_DATASET:_
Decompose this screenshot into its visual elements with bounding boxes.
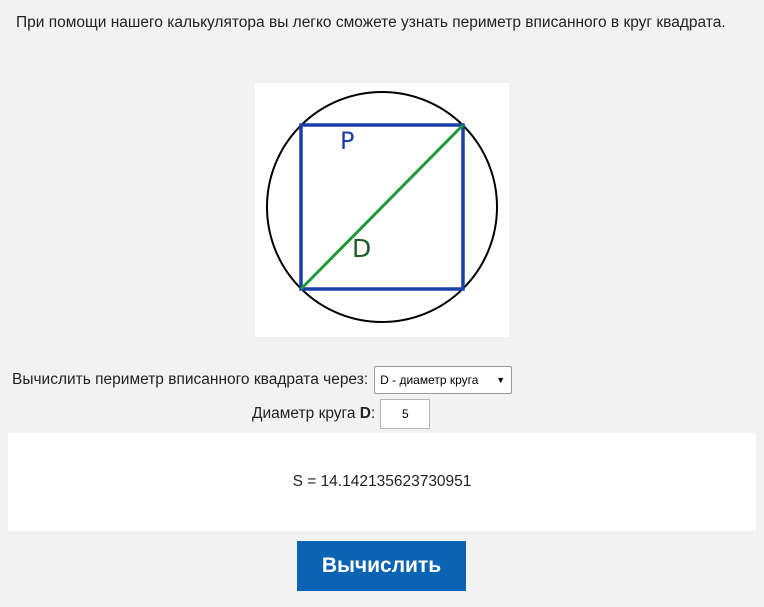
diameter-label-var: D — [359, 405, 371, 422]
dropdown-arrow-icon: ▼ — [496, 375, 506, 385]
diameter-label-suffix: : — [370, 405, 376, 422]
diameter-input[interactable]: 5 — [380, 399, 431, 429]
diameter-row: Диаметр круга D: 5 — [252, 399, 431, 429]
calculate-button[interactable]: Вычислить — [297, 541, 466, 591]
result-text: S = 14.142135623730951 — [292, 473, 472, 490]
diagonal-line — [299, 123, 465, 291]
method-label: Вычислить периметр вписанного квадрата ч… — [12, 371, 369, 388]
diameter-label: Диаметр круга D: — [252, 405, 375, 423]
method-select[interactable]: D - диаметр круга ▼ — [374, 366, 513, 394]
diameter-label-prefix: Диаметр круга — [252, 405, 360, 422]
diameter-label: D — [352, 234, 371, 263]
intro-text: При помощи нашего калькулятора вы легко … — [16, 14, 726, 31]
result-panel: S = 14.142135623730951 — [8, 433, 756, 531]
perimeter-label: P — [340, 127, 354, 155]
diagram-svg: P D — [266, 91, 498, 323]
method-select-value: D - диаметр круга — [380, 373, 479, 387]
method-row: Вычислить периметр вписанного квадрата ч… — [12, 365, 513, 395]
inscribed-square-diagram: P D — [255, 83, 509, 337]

---

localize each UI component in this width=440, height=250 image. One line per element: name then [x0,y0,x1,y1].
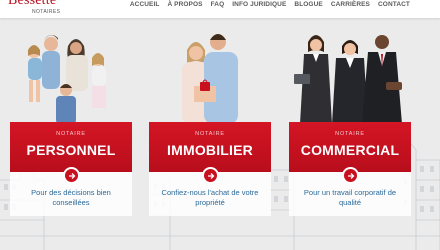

_TASK OBJECTIVE:_
Put the listing lines from the line with "Decompose this screenshot" to the line with "inscribed-square-diagram: P D", both included, into a JSON list of strings, one string per line, skipping blank lines. Leave the picture lines out.

_FINAL RESULT:_
[
  "Decompose this screenshot into its visual elements with bounding boxes.",
  "diameter-label-var: D — [359, 405, 371, 422]",
  "dropdown-arrow-icon: ▼ — [496, 375, 506, 385]",
  "diameter-label-suffix: : — [370, 405, 376, 422]",
  "diameter-input[interactable]: 5 — [380, 399, 431, 429]",
  "diameter-row: Диаметр круга D: 5 — [252, 399, 431, 429]",
  "calculate-button[interactable]: Вычислить — [297, 541, 466, 591]",
  "result-text: S = 14.142135623730951 — [292, 473, 472, 490]",
  "diagonal-line — [299, 123, 465, 291]",
  "method-label: Вычислить периметр вписанного квадрата ч… — [12, 371, 369, 388]",
  "diameter-label: Диаметр круга D: — [252, 405, 375, 423]",
  "method-select[interactable]: D - диаметр круга ▼ — [374, 366, 513, 394]",
  "diameter-label-prefix: Диаметр круга — [252, 405, 360, 422]",
  "diameter-label: D — [352, 234, 371, 263]",
  "intro-text: При помощи нашего калькулятора вы легко … — [16, 14, 726, 31]",
  "result-panel: S = 14.142135623730951 — [8, 433, 756, 531]",
  "perimeter-label: P — [340, 127, 354, 155]",
  "diagram-svg: P D — [266, 91, 498, 323]",
  "method-select-value: D - диаметр круга — [380, 373, 479, 387]",
  "method-row: Вычислить периметр вписанного квадрата ч… — [12, 365, 513, 395]",
  "inscribed-square-diagram: P D — [255, 83, 509, 337]"
]